◆ Extract:
Security Headers

How to fix a missing HSTS header

Quick fix guide with step-by-step instructions. Barrion detects this finding in your scans; use this page to remediate it.

What it is

HSTS (HTTP Strict Transport Security) is a response header that tells browsers to only connect to your site over HTTPS for a set period. Once set, the browser will refuse to connect via HTTP, which prevents downgrade attacks and cookie hijacking on the first visit.

Why it matters

Without HSTS, the first request to your site (or after the header expires) can be intercepted and downgraded to HTTP by an attacker. HSTS ensures that after the first secure visit, all subsequent requests use HTTPS only.

How it is exploited

On the first request to your site the user types example.com, so the browser opens HTTP first. An attacker on the same Wi-Fi sees the request, replies with a fake HTTP page, and harvests credentials or strips the redirect to HTTPS (sslstrip). HSTS skips that HTTP hop for return visits.

How to fix it

  1. Choose max-age. Set max-age to at least 31536000 (1 year). Include includeSubDomains if all subdomains use HTTPS. Add preload if you want to submit your site to the browser HSTS preload list.
  2. Add the header on your server. Send the Strict-Transport-Security response header on every HTTPS response. Use your web server config (Nginx, Apache) or application middleware (Node, Next.js).
  3. Ensure HTTP redirects to HTTPS first. Before enabling HSTS, make sure all HTTP traffic redirects to HTTPS (301). Otherwise users may never receive the HSTS header.
  4. Verify. Run a scan or use your browser dev tools (Network tab) to confirm the Strict-Transport-Security header is present on your HTTPS responses.

Examples by platform

Nginx

add_header Strict-Transport-Security "max-age=31536000; includeSubDomains; preload" always;

Apache

Header always set Strict-Transport-Security "max-age=31536000; includeSubDomains; preload"

Node.js (Express)

◆ Provided material:
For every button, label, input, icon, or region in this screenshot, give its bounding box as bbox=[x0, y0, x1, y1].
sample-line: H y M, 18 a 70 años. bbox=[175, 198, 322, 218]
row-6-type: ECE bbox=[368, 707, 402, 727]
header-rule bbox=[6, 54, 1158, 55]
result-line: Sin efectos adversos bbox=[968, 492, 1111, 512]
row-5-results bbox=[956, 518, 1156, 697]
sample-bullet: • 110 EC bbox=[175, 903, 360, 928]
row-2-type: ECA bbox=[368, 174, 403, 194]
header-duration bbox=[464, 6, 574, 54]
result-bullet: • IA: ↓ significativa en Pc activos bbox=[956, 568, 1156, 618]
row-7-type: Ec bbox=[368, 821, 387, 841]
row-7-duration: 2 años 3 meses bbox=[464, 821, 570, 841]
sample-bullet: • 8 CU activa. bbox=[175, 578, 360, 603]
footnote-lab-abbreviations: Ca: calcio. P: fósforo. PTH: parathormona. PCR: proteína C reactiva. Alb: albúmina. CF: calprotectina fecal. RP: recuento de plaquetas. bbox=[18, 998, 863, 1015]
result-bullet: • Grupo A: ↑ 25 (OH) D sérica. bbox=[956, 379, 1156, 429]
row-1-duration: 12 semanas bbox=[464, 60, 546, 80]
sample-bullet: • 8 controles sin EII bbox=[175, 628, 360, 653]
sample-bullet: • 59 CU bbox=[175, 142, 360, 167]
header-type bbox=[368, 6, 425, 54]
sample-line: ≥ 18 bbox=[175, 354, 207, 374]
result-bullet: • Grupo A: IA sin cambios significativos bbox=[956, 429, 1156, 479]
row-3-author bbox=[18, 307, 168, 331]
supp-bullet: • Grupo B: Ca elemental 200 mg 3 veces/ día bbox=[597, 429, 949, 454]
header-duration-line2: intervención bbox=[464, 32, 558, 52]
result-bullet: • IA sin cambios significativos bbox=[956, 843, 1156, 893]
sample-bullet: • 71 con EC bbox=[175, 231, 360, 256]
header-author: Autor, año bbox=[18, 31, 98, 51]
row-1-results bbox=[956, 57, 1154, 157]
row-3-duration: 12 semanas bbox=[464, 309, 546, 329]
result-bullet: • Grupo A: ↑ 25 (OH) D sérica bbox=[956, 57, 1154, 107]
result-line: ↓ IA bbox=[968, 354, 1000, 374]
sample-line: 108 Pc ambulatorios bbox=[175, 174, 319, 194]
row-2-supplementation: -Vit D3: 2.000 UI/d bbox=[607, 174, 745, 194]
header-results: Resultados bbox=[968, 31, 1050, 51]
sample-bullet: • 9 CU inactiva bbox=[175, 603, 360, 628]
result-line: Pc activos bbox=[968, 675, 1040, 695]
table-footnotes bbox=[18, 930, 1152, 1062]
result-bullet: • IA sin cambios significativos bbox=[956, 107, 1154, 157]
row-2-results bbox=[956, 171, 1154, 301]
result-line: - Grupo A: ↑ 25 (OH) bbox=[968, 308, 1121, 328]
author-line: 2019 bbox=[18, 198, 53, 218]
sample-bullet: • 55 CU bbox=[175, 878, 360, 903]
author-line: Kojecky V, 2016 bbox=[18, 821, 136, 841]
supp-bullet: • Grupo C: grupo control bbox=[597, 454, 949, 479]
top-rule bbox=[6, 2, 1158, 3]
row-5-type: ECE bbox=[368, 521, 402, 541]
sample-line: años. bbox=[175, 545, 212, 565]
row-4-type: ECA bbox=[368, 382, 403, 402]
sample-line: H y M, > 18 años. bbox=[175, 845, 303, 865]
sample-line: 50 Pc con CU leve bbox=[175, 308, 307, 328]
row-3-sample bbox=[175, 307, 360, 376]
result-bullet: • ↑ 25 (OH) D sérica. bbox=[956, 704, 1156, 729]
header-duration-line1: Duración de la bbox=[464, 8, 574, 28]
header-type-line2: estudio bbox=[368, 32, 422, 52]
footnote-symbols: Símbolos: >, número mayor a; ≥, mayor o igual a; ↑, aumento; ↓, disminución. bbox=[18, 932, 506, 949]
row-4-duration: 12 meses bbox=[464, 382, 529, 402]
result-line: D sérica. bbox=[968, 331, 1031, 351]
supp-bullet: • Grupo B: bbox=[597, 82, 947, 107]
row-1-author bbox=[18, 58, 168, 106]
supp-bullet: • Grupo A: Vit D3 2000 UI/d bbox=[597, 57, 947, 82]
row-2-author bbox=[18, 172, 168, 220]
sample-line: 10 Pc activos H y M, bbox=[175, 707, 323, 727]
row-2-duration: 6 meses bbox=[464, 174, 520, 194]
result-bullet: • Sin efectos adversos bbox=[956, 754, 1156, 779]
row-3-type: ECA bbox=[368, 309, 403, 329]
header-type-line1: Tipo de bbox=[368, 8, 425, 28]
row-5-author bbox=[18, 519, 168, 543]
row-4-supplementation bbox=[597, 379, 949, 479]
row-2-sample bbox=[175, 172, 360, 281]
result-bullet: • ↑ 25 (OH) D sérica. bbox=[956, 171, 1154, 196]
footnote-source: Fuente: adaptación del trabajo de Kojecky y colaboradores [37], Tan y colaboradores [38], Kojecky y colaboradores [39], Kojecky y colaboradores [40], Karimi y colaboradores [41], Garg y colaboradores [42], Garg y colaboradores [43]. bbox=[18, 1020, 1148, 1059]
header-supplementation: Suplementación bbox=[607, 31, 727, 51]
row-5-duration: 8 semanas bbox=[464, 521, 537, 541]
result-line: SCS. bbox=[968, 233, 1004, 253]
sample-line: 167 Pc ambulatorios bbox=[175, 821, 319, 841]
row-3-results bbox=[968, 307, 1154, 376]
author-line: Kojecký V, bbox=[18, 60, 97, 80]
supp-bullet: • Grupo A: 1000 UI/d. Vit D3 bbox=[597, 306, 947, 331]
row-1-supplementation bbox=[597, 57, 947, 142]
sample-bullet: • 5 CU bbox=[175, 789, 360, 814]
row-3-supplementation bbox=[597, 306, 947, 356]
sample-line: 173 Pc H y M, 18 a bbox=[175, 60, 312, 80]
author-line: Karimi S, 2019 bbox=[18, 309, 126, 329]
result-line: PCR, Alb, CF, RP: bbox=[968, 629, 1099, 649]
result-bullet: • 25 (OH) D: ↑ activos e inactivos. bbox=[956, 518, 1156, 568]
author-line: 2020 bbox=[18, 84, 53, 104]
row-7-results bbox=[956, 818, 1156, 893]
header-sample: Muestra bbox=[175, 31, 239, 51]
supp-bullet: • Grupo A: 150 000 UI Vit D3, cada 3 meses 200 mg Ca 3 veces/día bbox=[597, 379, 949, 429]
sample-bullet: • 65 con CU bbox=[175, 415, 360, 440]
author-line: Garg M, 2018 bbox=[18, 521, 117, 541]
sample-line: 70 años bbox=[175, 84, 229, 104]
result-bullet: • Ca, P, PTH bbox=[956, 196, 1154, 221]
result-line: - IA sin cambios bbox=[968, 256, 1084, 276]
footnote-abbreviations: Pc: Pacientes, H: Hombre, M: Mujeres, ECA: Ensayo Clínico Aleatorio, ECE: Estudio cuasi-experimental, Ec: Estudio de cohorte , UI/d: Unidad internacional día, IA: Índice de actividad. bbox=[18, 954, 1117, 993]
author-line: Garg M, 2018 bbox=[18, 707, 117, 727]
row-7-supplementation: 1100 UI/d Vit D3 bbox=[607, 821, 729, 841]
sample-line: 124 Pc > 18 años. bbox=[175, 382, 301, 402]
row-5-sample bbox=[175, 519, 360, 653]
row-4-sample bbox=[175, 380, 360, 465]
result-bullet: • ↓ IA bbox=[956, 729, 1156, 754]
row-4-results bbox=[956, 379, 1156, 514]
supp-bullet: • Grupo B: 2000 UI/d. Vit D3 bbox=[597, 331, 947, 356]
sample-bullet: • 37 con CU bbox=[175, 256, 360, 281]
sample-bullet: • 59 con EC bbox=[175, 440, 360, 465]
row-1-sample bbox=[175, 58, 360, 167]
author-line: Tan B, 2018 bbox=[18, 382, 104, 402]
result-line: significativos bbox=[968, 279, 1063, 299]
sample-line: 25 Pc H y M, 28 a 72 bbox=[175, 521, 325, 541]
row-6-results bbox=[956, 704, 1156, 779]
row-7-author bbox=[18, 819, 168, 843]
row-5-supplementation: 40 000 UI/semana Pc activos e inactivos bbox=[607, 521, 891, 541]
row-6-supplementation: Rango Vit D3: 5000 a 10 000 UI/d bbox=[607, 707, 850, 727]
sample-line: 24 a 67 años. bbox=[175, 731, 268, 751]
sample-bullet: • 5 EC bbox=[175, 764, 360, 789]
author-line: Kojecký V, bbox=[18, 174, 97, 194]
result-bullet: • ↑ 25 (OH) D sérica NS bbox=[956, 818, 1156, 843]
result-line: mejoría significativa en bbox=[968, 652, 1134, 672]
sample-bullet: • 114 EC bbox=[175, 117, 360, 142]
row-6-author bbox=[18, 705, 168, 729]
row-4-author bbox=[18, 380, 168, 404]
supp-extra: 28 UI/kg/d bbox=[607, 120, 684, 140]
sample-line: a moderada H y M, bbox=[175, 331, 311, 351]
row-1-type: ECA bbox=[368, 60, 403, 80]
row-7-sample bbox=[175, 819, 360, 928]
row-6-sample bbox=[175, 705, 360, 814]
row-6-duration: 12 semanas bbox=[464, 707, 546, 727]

◆ Task 1: In the HSTS guide, what is the smallest max-age value it tells you to set?
◆ Task 2: Carry on the HSTS guide after its last line, starting with the Node.js (Express) example.

◆ Task result 1: At least 31536000, which is one year.

◆ Task result 2:
app.set('trust proxy', 1);
app.use((req, res, next) => {
  if (req.secure) {
    res.setHeader('Strict-Transport-Security', 'max-age=31536000; includeSubDomains; preload');
  }
  next();
});

Next.js (next.config.js)

// In next.config.js headers:
headers: [
 { key: "Strict-Transport-Security", value: "max-age=31536000; includeSubDomains; preload" }
]

How to verify the fix

Confirm the Strict-Transport-Security header is present in HTTPS responses:

curl -sI https://example.com | grep -i strict-transport-security

References

Related reading

Frequently asked questions

What max-age is recommended for HSTS?
Use at least 31536000 seconds (1 year). Shorter values are fine while testing, but the HSTS preload list requires 1 year or more.
Should I enable HSTS preload?
Preload is worth it if you control all subdomains and serve every one over HTTPS. It removes the trust-on-first-use gap, but removal from the preload list is slow, so be sure first.
Will HSTS break my staging or local dev?
It can. Browsers cache HSTS per hostname, so once a host has sent the header it will refuse plain HTTP. Use a separate hostname for staging, or skip HSTS on localhost and non-production environments.
How do I remove HSTS once it is set?
Send the header with max-age=0 over HTTPS so visiting browsers expire the cached policy. Users who never come back over HTTPS keep the old policy until it expires on its own.